─── Supplied material ───
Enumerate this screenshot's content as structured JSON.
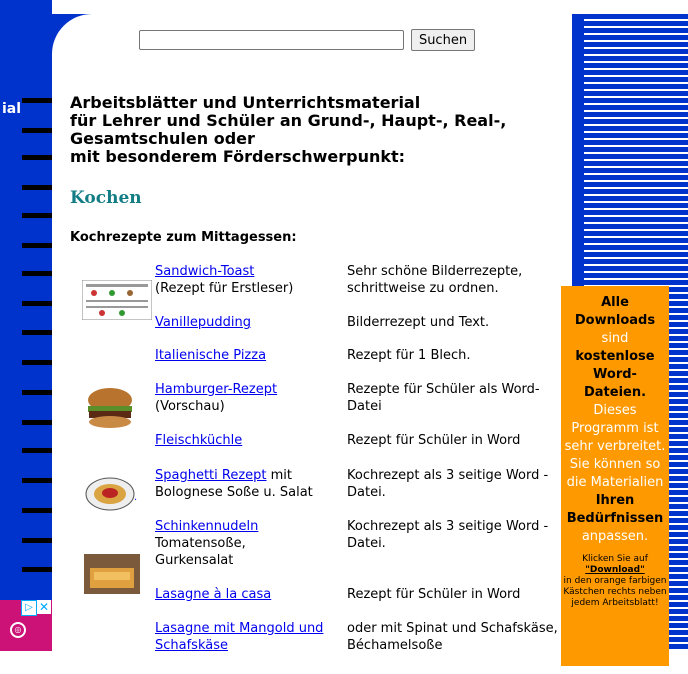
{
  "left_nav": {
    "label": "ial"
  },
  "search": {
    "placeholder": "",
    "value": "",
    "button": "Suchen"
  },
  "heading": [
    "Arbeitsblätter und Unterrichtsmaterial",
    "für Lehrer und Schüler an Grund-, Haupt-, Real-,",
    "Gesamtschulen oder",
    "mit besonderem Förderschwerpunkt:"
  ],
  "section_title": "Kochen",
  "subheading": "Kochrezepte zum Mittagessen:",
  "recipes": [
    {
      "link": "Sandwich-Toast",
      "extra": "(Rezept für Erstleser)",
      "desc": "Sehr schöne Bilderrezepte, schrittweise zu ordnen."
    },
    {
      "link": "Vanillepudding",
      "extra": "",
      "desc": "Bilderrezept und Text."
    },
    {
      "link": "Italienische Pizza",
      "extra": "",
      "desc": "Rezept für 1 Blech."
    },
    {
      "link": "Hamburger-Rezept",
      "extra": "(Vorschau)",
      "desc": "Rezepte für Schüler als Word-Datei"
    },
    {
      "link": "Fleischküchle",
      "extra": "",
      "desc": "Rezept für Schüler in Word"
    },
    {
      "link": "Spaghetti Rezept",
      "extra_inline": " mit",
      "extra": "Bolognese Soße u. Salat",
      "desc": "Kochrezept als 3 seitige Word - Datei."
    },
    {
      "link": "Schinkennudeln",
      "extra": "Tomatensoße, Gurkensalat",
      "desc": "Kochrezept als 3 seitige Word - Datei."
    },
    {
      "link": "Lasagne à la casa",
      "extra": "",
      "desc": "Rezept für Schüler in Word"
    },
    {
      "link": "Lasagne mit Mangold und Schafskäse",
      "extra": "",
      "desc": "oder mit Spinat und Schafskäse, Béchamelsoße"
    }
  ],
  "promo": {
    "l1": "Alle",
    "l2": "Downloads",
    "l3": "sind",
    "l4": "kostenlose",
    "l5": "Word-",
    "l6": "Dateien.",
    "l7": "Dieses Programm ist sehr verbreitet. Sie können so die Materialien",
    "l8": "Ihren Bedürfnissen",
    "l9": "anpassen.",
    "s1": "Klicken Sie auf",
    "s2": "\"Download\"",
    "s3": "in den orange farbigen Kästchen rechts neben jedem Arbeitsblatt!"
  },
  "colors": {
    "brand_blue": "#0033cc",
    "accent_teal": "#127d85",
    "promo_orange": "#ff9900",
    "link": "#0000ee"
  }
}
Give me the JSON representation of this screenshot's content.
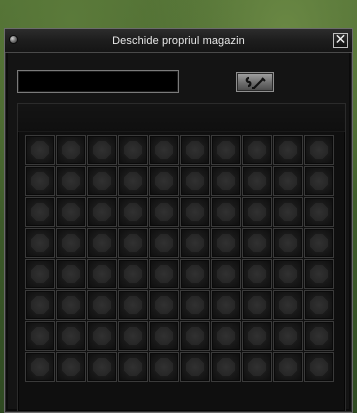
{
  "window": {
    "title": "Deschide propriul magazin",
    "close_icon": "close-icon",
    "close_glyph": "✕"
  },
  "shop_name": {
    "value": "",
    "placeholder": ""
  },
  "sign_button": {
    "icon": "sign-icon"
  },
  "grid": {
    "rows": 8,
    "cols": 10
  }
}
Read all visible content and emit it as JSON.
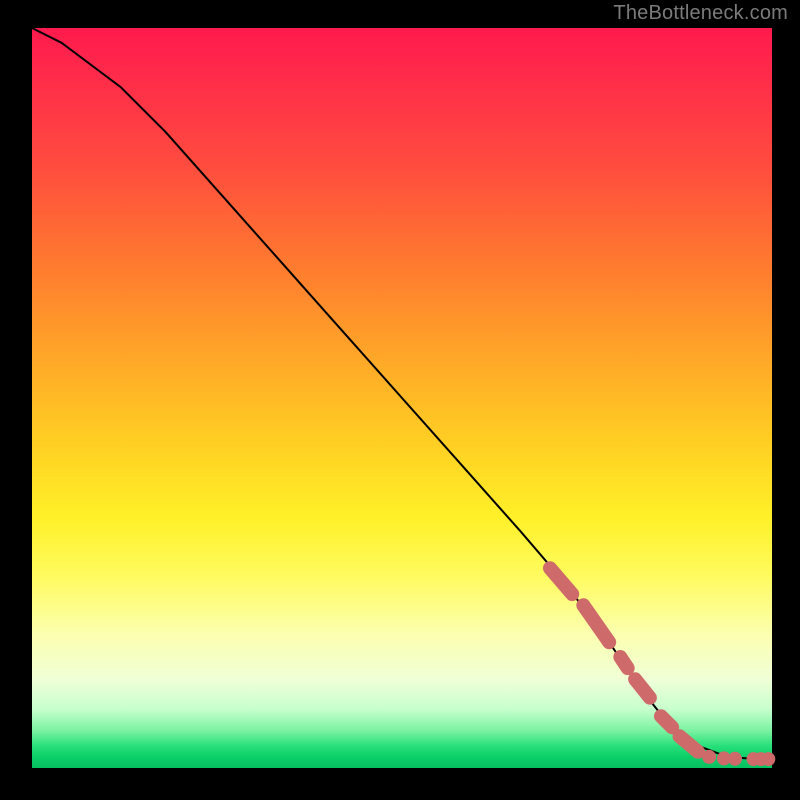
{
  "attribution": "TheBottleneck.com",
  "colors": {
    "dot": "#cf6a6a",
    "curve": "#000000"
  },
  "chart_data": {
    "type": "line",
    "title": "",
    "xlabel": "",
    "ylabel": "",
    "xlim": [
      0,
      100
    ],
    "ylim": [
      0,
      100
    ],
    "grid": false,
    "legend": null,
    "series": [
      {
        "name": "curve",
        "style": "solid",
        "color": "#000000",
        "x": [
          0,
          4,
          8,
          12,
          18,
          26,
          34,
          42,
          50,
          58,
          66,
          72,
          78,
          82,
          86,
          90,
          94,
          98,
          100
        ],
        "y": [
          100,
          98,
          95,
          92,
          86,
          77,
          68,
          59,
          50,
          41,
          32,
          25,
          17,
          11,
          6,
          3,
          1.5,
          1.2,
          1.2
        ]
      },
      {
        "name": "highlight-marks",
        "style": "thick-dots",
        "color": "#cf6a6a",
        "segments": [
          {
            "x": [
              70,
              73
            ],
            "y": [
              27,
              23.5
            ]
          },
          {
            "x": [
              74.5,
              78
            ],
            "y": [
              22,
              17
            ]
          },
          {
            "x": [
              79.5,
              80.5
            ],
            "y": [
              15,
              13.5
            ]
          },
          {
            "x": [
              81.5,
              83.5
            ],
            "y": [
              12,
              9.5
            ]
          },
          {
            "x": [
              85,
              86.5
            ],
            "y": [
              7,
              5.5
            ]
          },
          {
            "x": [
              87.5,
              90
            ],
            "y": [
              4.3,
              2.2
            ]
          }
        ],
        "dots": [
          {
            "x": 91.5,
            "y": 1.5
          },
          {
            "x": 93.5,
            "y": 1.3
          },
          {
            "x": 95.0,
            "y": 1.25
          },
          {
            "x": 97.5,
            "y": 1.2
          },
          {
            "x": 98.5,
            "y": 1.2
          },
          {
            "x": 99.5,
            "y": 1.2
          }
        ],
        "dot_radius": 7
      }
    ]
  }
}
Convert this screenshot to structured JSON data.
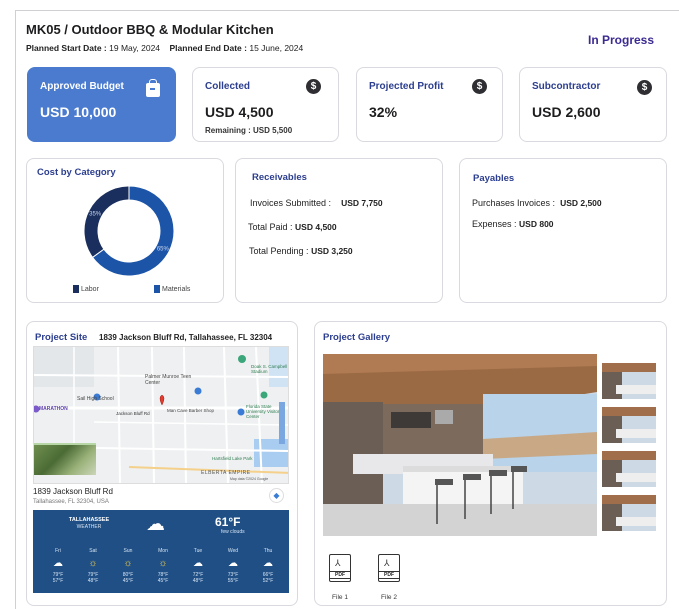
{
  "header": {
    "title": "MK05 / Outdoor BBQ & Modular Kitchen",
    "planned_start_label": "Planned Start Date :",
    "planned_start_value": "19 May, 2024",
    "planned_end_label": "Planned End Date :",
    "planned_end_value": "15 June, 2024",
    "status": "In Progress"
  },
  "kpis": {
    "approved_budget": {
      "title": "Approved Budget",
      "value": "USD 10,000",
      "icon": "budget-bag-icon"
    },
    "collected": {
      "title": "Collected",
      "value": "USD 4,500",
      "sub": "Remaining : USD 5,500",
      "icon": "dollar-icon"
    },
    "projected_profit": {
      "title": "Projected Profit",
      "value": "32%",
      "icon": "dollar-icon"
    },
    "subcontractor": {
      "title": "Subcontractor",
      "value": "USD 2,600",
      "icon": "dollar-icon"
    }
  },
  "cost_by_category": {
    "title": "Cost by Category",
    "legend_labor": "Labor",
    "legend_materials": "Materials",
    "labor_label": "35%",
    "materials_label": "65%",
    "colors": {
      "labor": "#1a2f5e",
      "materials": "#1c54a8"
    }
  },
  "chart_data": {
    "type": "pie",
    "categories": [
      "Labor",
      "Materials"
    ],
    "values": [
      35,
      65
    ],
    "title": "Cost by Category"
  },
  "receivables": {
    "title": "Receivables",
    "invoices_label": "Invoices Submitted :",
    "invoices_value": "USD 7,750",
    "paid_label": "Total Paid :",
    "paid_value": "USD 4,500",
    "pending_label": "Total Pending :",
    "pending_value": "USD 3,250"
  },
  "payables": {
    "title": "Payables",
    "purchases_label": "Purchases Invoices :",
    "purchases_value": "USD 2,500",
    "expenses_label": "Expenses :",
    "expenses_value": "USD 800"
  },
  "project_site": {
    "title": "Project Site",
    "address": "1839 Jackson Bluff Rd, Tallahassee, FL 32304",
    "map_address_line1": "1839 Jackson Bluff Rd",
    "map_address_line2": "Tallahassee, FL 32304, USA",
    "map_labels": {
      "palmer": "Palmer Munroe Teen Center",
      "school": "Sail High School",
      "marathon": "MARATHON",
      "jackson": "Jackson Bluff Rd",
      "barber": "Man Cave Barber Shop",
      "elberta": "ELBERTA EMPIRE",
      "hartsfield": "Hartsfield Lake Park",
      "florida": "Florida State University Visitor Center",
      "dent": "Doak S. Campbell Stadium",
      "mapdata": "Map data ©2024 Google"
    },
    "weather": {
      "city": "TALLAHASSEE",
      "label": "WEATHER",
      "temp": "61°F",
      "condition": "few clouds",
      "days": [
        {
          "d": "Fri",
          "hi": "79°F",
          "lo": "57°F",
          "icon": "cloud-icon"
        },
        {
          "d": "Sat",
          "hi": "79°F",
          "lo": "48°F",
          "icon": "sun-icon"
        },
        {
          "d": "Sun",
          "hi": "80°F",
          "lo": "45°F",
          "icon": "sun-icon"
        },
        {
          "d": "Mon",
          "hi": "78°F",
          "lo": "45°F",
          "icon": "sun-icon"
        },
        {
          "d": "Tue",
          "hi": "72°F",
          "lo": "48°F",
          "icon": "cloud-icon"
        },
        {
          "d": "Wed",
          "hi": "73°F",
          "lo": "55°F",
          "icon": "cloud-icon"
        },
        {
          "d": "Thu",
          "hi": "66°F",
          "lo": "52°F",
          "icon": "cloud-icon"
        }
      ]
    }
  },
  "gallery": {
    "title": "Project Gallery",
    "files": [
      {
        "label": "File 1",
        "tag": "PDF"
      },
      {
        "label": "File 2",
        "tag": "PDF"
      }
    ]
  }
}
───
─── Supplied material ───
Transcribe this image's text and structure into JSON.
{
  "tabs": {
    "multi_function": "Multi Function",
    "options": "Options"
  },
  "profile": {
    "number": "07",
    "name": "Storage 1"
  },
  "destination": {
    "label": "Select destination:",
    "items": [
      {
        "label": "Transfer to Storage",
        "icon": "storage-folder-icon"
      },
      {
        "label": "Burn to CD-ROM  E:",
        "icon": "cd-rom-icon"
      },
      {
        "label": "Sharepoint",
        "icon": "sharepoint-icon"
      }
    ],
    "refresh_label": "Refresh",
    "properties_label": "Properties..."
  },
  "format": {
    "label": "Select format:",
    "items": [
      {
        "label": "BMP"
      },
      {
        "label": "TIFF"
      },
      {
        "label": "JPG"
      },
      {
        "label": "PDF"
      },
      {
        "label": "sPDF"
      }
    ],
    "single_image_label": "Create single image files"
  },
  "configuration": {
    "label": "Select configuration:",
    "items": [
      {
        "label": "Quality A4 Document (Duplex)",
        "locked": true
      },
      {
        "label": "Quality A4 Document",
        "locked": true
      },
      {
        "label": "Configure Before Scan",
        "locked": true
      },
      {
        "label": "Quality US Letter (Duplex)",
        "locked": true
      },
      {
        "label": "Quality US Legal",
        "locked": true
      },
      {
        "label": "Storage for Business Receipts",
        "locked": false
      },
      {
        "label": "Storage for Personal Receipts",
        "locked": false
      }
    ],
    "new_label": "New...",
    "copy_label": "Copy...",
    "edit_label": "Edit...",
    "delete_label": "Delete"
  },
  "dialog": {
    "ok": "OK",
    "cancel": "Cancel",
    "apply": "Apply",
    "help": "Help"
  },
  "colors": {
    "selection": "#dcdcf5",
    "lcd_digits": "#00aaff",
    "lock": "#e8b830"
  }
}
───
Work to be completed
List the lines of the records where "screenshot" occurs.

Result of the exercise
Enumerate this screenshot's content as structured JSON.
Give me the JSON representation of this screenshot's content.
Convert this screenshot to structured JSON data.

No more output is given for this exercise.